Work to be completed - Every line of the material is to be quoted verbatim, minus the pictures.

(Dataset entries)
## begin

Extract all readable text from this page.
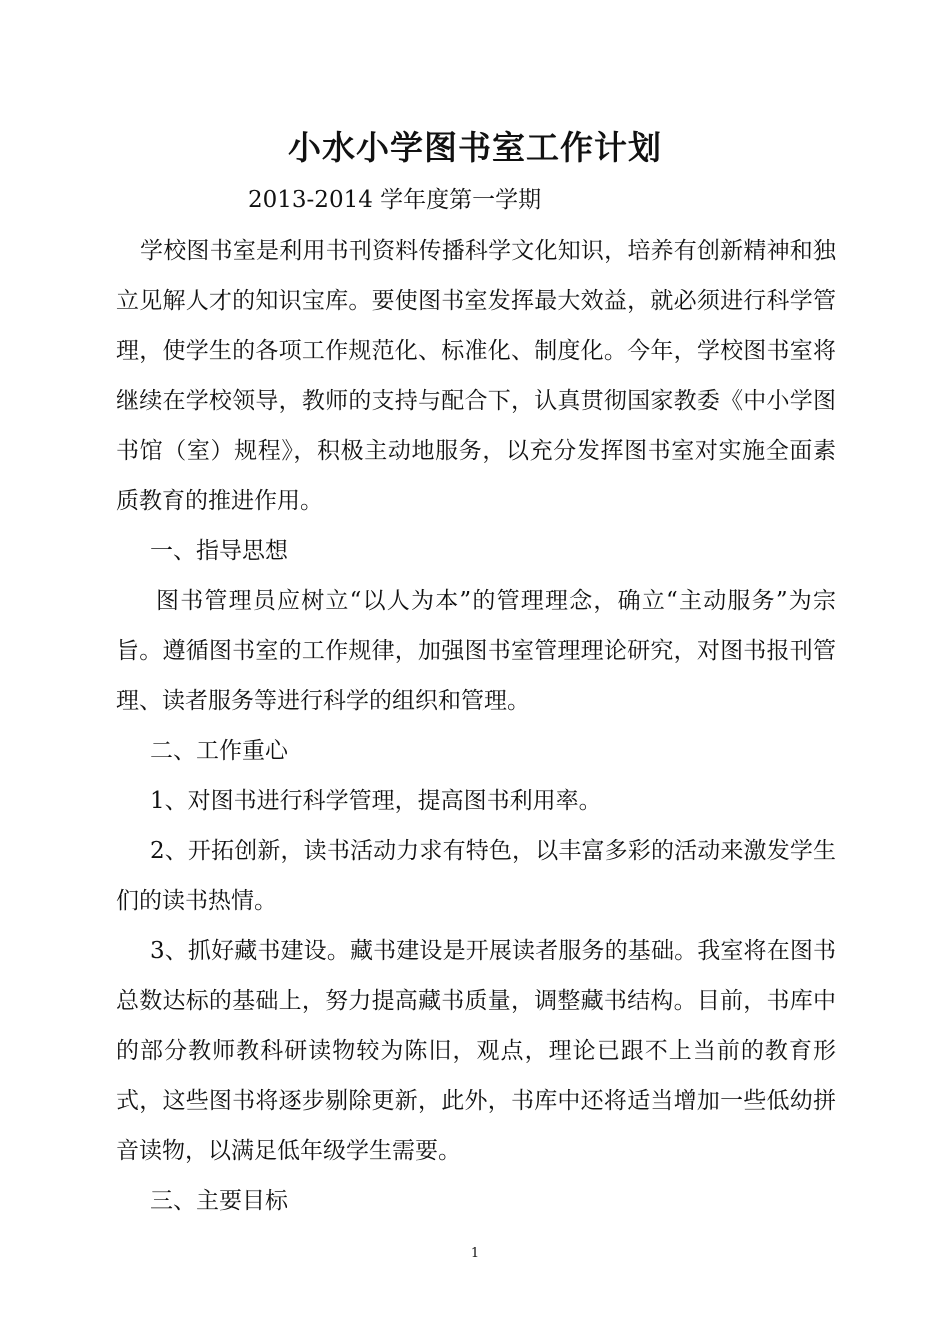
小水小学图书室工作计划
2013-2014 学年度第一学期

学校图书室是利用书刊资料传播科学文化知识，培养有创新精神和独立见解人才的知识宝库。要使图书室发挥最大效益，就必须进行科学管理，使学生的各项工作规范化、标准化、制度化。今年，学校图书室将继续在学校领导，教师的支持与配合下，认真贯彻国家教委《中小学图书馆（室）规程》，积极主动地服务，以充分发挥图书室对实施全面素质教育的推进作用。

一、指导思想

图书管理员应树立“以人为本”的管理理念，确立“主动服务”为宗旨。遵循图书室的工作规律，加强图书室管理理论研究，对图书报刊管理、读者服务等进行科学的组织和管理。

二、工作重心

1、对图书进行科学管理，提高图书利用率。

2、开拓创新，读书活动力求有特色，以丰富多彩的活动来激发学生们的读书热情。

3、抓好藏书建设。藏书建设是开展读者服务的基础。我室将在图书总数达标的基础上，努力提高藏书质量，调整藏书结构。目前，书库中的部分教师教科研读物较为陈旧，观点，理论已跟不上当前的教育形式，这些图书将逐步剔除更新，此外，书库中还将适当增加一些低幼拼音读物，以满足低年级学生需要。

三、主要目标

1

## end

Output below -
Extract all readable text from this page.
小水小学图书室工作计划
2013-2014 学年度第一学期

学校图书室是利用书刊资料传播科学文化知识，培养有创新精神和独立见解人才的知识宝库。要使图书室发挥最大效益，就必须进行科学管理，使学生的各项工作规范化、标准化、制度化。今年，学校图书室将继续在学校领导，教师的支持与配合下，认真贯彻国家教委《中小学图书馆（室）规程》，积极主动地服务，以充分发挥图书室对实施全面素质教育的推进作用。

一、指导思想

图书管理员应树立“以人为本”的管理理念，确立“主动服务”为宗旨。遵循图书室的工作规律，加强图书室管理理论研究，对图书报刊管理、读者服务等进行科学的组织和管理。

二、工作重心

1、对图书进行科学管理，提高图书利用率。

2、开拓创新，读书活动力求有特色，以丰富多彩的活动来激发学生们的读书热情。

3、抓好藏书建设。藏书建设是开展读者服务的基础。我室将在图书总数达标的基础上，努力提高藏书质量，调整藏书结构。目前，书库中的部分教师教科研读物较为陈旧，观点，理论已跟不上当前的教育形式，这些图书将逐步剔除更新，此外，书库中还将适当增加一些低幼拼音读物，以满足低年级学生需要。

三、主要目标

1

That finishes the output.